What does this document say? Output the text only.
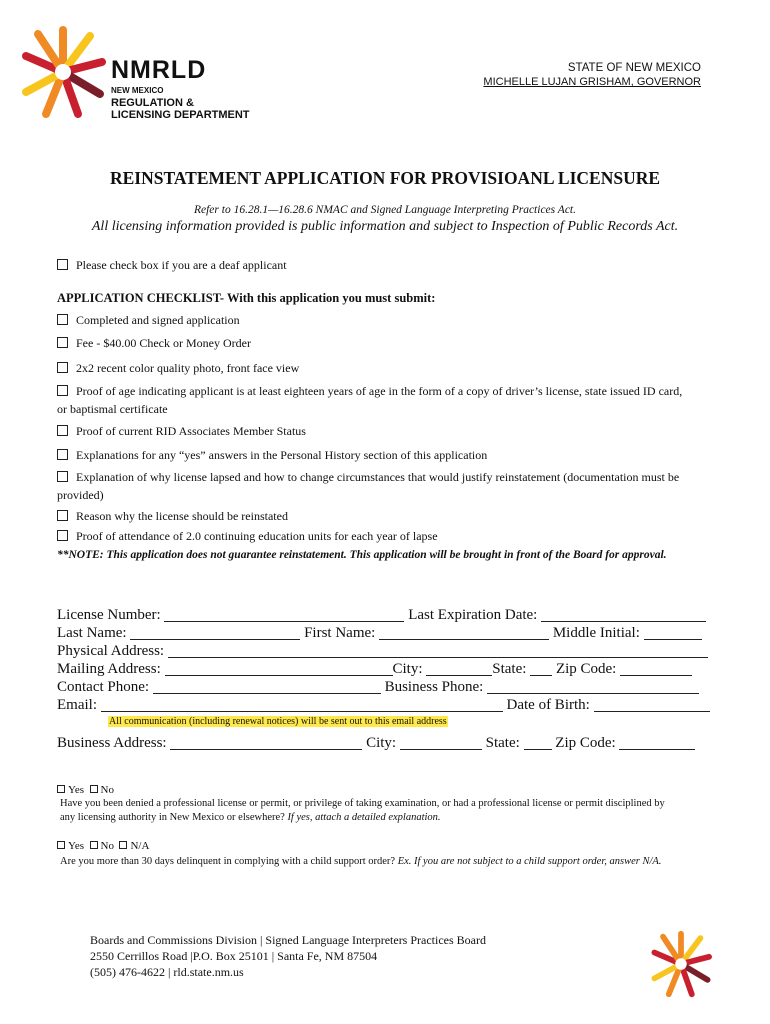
NMRLD
NEW MEXICO
REGULATION &
LICENSING DEPARTMENT
STATE OF NEW MEXICO
MICHELLE LUJAN GRISHAM, GOVERNOR
REINSTATEMENT APPLICATION FOR PROVISIOANL LICENSURE
Refer to 16.28.1—16.28.6 NMAC and Signed Language Interpreting Practices Act.
All licensing information provided is public information and subject to Inspection of Public Records Act.
Please check box if you are a deaf applicant
APPLICATION CHECKLIST- With this application you must submit:
Completed and signed application
Fee - $40.00 Check or Money Order
2x2 recent color quality photo, front face view
Proof of age indicating applicant is at least eighteen years of age in the form of a copy of driver’s license, state issued ID card,
or baptismal certificate
Proof of current RID Associates Member Status
Explanations for any “yes” answers in the Personal History section of this application
Explanation of why license lapsed and how to change circumstances that would justify reinstatement (documentation must be
provided)
Reason why the license should be reinstated
Proof of attendance of 2.0 continuing education units for each year of lapse
**NOTE: This application does not guarantee reinstatement. This application will be brought in front of the Board for approval.
License Number:	Last Expiration Date:
Last Name:	First Name:	Middle Initial:
Physical Address:
Mailing Address:	City:	State: Zip Code:
Contact Phone:	Business Phone:
Email:	Date of Birth:
All communication (including renewal notices) will be sent out to this email address
Business Address:	City:	State: Zip Code:
Yes No
Have you been denied a professional license or permit, or privilege of taking examination, or had a professional license or permit disciplined by
any licensing authority in New Mexico or elsewhere? If yes, attach a detailed explanation.
Yes No N/A
Are you more than 30 days delinquent in complying with a child support order? Ex. If you are not subject to a child support order, answer N/A.
Boards and Commissions Division | Signed Language Interpreters Practices Board
2550 Cerrillos Road |P.O. Box 25101 | Santa Fe, NM 87504
(505) 476-4622 | rld.state.nm.us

#####

- Required task
Except for the pictures, reproduce every line exactly.

- Exercise response
What does this document say? Output the text only.
NMRLD
NEW MEXICO
REGULATION &
LICENSING DEPARTMENT
STATE OF NEW MEXICO
MICHELLE LUJAN GRISHAM, GOVERNOR
REINSTATEMENT APPLICATION FOR PROVISIOANL LICENSURE
Refer to 16.28.1—16.28.6 NMAC and Signed Language Interpreting Practices Act.
All licensing information provided is public information and subject to Inspection of Public Records Act.
Please check box if you are a deaf applicant
APPLICATION CHECKLIST- With this application you must submit:
Completed and signed application
Fee - $40.00 Check or Money Order
2x2 recent color quality photo, front face view
Proof of age indicating applicant is at least eighteen years of age in the form of a copy of driver’s license, state issued ID card,
or baptismal certificate
Proof of current RID Associates Member Status
Explanations for any “yes” answers in the Personal History section of this application
Explanation of why license lapsed and how to change circumstances that would justify reinstatement (documentation must be
provided)
Reason why the license should be reinstated
Proof of attendance of 2.0 continuing education units for each year of lapse
**NOTE: This application does not guarantee reinstatement. This application will be brought in front of the Board for approval.
License Number:	Last Expiration Date:
Last Name:	First Name:	Middle Initial:
Physical Address:
Mailing Address:	City:	State: Zip Code:
Contact Phone:	Business Phone:
Email:	Date of Birth:
All communication (including renewal notices) will be sent out to this email address
Business Address:	City:	State: Zip Code:
Yes No
Have you been denied a professional license or permit, or privilege of taking examination, or had a professional license or permit disciplined by
any licensing authority in New Mexico or elsewhere? If yes, attach a detailed explanation.
Yes No N/A
Are you more than 30 days delinquent in complying with a child support order? Ex. If you are not subject to a child support order, answer N/A.
Boards and Commissions Division | Signed Language Interpreters Practices Board
2550 Cerrillos Road |P.O. Box 25101 | Santa Fe, NM 87504
(505) 476-4622 | rld.state.nm.us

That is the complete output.